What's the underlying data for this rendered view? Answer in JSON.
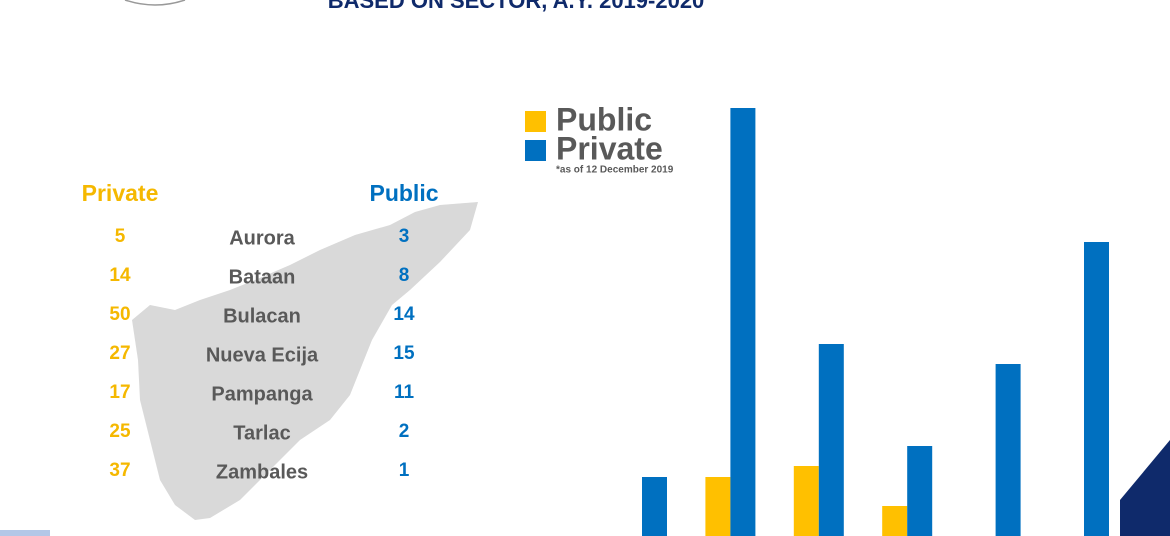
{
  "header": {
    "title": "BASED ON SECTOR, A.Y. 2019-2020"
  },
  "table": {
    "columns": [
      "Private",
      "Public"
    ],
    "rows": [
      [
        "Aurora",
        5,
        3
      ],
      [
        "Bataan",
        14,
        8
      ],
      [
        "Bulacan",
        50,
        14
      ],
      [
        "Nueva Ecija",
        27,
        15
      ],
      [
        "Pampanga",
        17,
        11
      ],
      [
        "Tarlac",
        25,
        2
      ],
      [
        "Zambales",
        37,
        1
      ]
    ]
  },
  "chart_data": {
    "type": "bar",
    "note": "*as of 12 December 2019",
    "categories": [
      null,
      null,
      null,
      null,
      null,
      null
    ],
    "series": [
      {
        "name": "Public",
        "color": "#ffc000",
        "values": [
          0,
          59,
          70,
          30,
          0,
          0
        ]
      },
      {
        "name": "Private",
        "color": "#0070c0",
        "values": [
          59,
          428,
          192,
          90,
          172,
          294
        ]
      }
    ]
  }
}
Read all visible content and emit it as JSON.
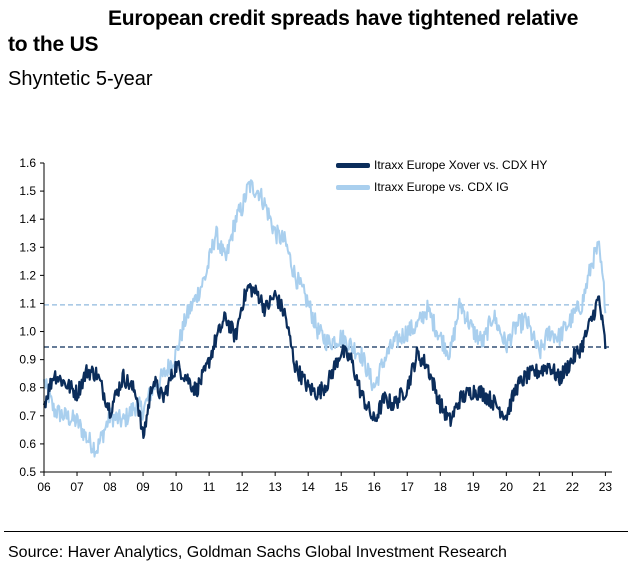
***
### YOUR INSTRUCTIONS:
Repeat every record precisely. Any picture among them stays out of the copy.

### RESPONSE BELOW:
What's the underlying data for this rendered view? Answer in JSON.
{
  "header": {
    "title": "BASED ON SECTOR, A.Y. 2019-2020"
  },
  "table": {
    "columns": [
      "Private",
      "Public"
    ],
    "rows": [
      [
        "Aurora",
        5,
        3
      ],
      [
        "Bataan",
        14,
        8
      ],
      [
        "Bulacan",
        50,
        14
      ],
      [
        "Nueva Ecija",
        27,
        15
      ],
      [
        "Pampanga",
        17,
        11
      ],
      [
        "Tarlac",
        25,
        2
      ],
      [
        "Zambales",
        37,
        1
      ]
    ]
  },
  "chart_data": {
    "type": "bar",
    "note": "*as of 12 December 2019",
    "categories": [
      null,
      null,
      null,
      null,
      null,
      null
    ],
    "series": [
      {
        "name": "Public",
        "color": "#ffc000",
        "values": [
          0,
          59,
          70,
          30,
          0,
          0
        ]
      },
      {
        "name": "Private",
        "color": "#0070c0",
        "values": [
          59,
          428,
          192,
          90,
          172,
          294
        ]
      }
    ]
  }
}
Read all visible content and emit it as JSON.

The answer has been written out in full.